**Work to complete:** Find each line in the records below that contains the string "axis" and copy it out in full. Case matters.
-- Given data start --
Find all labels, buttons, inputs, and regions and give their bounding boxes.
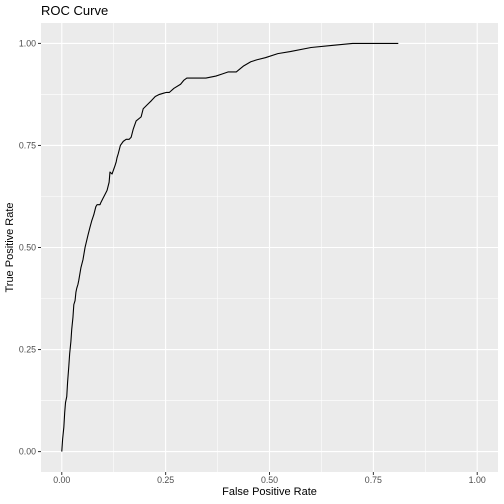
x-axis: 0.00 0.25 0.50 0.75 1.00 (53, 472, 486, 485)
y-tick-label: 0.50 (19, 243, 36, 253)
y-tick-label: 0.75 (19, 140, 36, 150)
grid-lines (41, 23, 498, 472)
x-tick-label: 0.50 (261, 475, 278, 485)
x-tick-label: 0.75 (365, 475, 382, 485)
x-tick-label: 0.25 (157, 475, 174, 485)
series-group (61, 42, 399, 452)
chart-title: ROC Curve (41, 3, 108, 18)
x-tick-label: 0.00 (53, 475, 70, 485)
x-axis-title: False Positive Rate (222, 486, 317, 498)
y-tick-label: 0.00 (19, 447, 36, 457)
y-axis-title: True Positive Rate (4, 202, 16, 292)
x-tick-label: 1.00 (469, 475, 486, 485)
y-tick-label: 0.25 (19, 345, 36, 355)
y-tick-label: 1.00 (19, 38, 36, 48)
y-axis: 0.00 0.25 0.50 0.75 1.00 (19, 38, 41, 457)
roc-curve-line (61, 42, 399, 452)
-- Given data end --
**Exercise result:**
x-axis: 0.00 0.25 0.50 0.75 1.00 (53, 472, 486, 485)
x-axis-title: False Positive Rate (222, 486, 317, 498)
y-axis-title: True Positive Rate (4, 202, 16, 292)
y-axis: 0.00 0.25 0.50 0.75 1.00 (19, 38, 41, 457)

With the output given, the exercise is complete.